§ What you will do: Collect the lines of the entries where "ceasefire" shows up.

Collected data
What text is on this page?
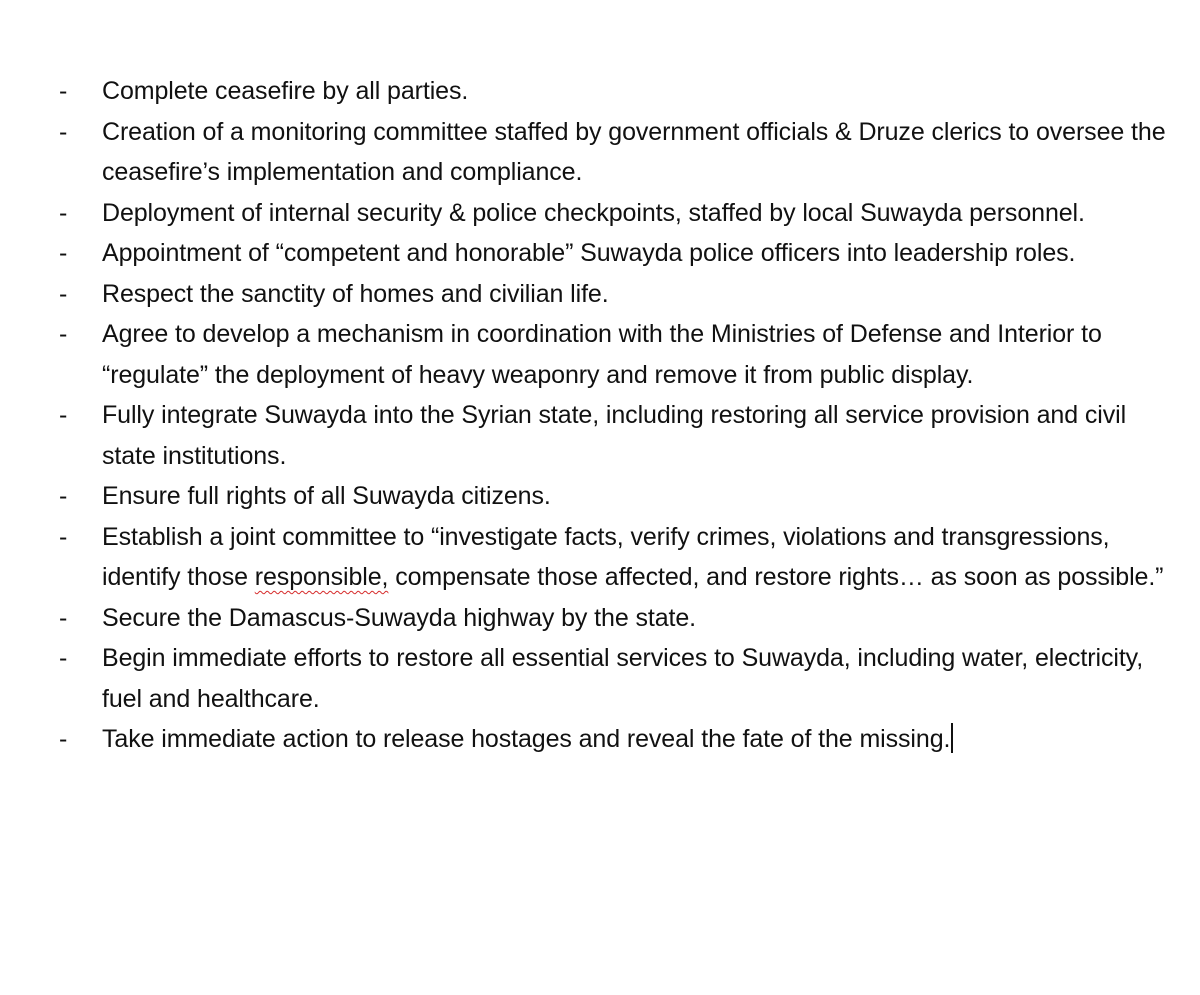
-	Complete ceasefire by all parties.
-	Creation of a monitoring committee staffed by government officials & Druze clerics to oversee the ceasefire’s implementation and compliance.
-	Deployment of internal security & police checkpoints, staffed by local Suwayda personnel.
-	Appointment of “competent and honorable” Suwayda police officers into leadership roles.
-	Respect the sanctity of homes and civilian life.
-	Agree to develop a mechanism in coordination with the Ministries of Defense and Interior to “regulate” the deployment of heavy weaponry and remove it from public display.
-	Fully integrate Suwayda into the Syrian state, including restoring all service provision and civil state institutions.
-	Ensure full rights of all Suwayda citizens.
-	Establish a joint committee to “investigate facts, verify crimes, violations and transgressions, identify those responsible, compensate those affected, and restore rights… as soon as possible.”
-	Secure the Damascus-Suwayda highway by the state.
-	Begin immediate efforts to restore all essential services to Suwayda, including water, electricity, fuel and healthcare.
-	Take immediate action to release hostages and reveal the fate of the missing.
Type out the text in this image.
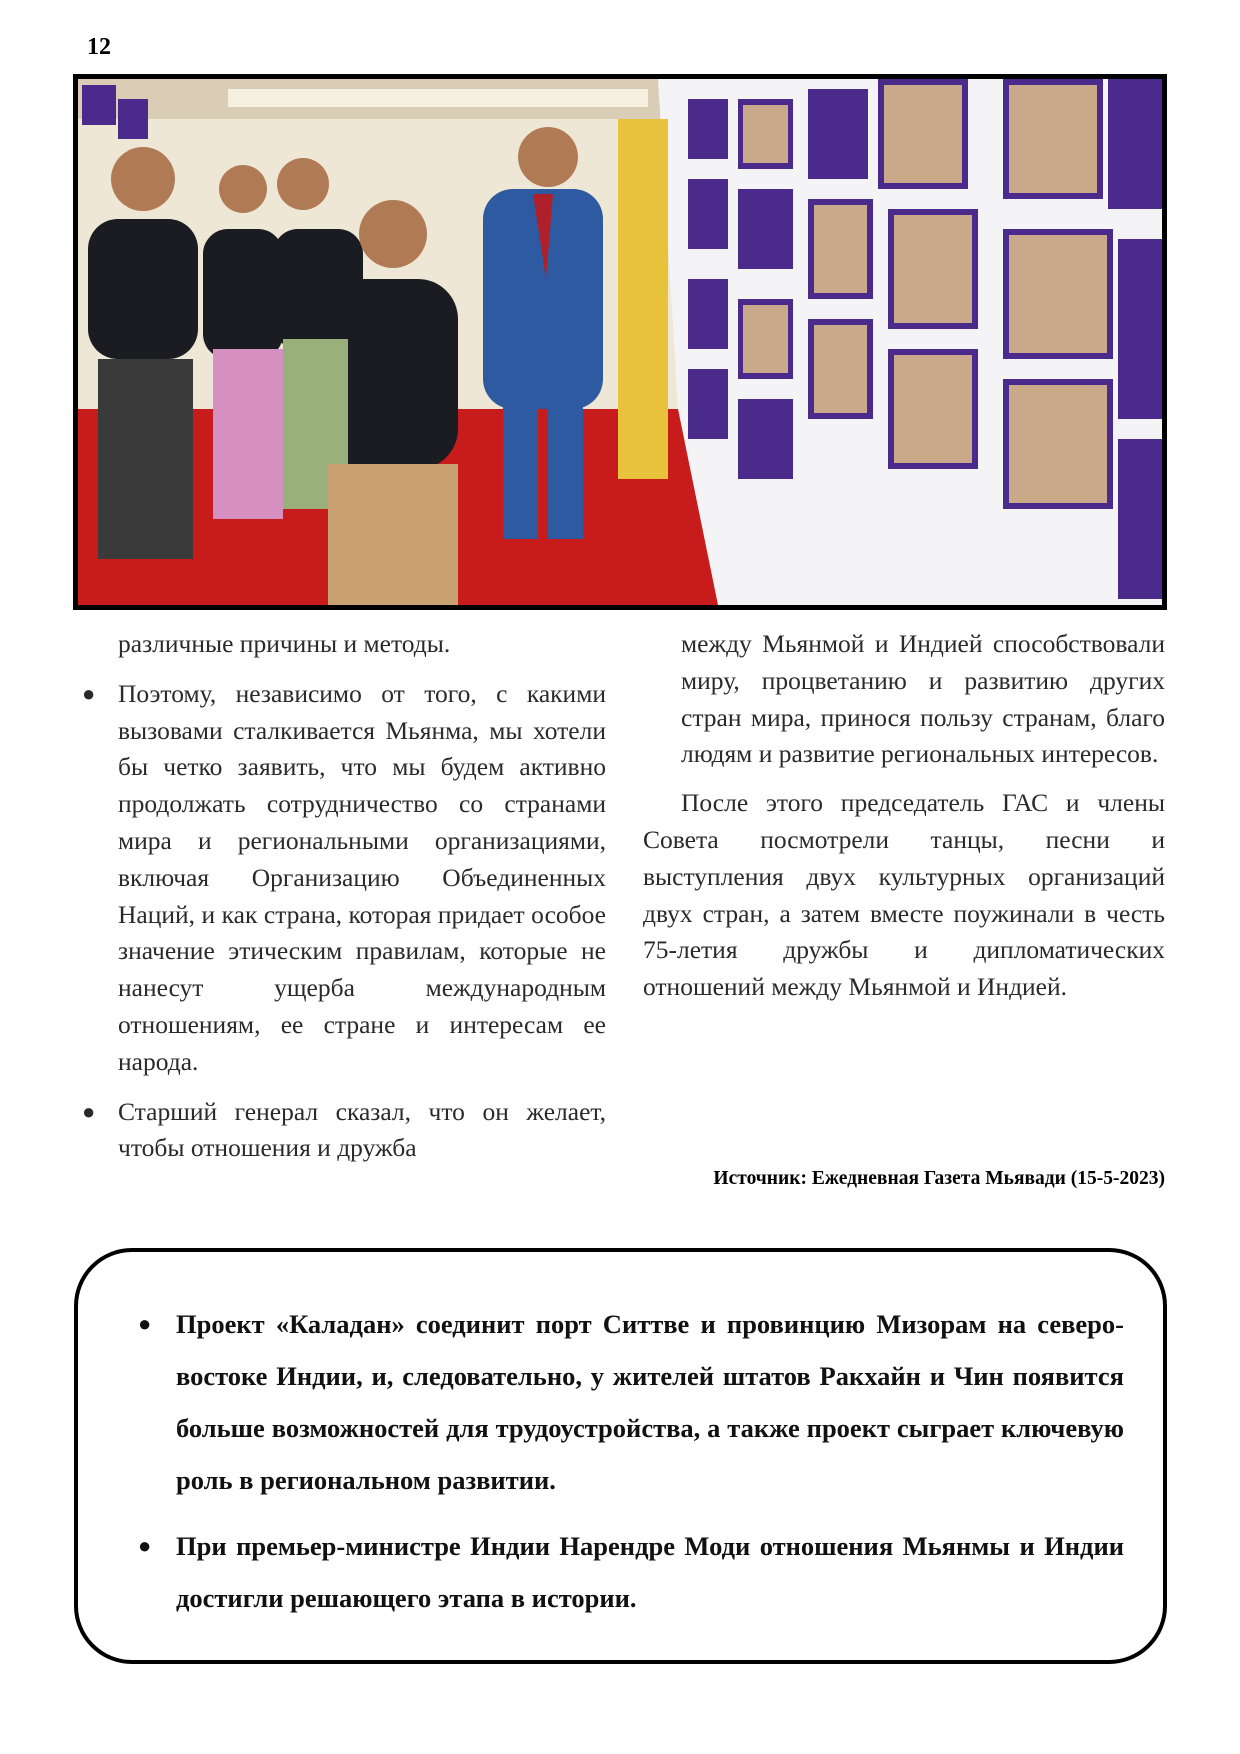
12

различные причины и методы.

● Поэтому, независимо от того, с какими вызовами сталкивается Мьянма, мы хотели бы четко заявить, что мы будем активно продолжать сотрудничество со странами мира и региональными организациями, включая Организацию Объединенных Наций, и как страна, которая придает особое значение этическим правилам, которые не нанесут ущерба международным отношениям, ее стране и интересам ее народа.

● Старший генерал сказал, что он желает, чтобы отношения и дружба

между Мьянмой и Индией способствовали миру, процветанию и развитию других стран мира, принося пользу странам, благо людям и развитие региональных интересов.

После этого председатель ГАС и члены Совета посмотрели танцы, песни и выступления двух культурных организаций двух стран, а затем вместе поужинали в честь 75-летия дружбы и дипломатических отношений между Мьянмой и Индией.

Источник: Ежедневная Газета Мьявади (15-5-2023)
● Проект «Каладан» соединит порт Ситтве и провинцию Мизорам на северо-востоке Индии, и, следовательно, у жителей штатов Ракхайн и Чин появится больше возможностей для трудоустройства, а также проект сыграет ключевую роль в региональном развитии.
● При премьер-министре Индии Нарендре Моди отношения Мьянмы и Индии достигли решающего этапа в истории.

§ Output of the task:
-	Complete ceasefire by all parties.
-	Creation of a monitoring committee staffed by government officials & Druze clerics to oversee the ceasefire’s implementation and compliance.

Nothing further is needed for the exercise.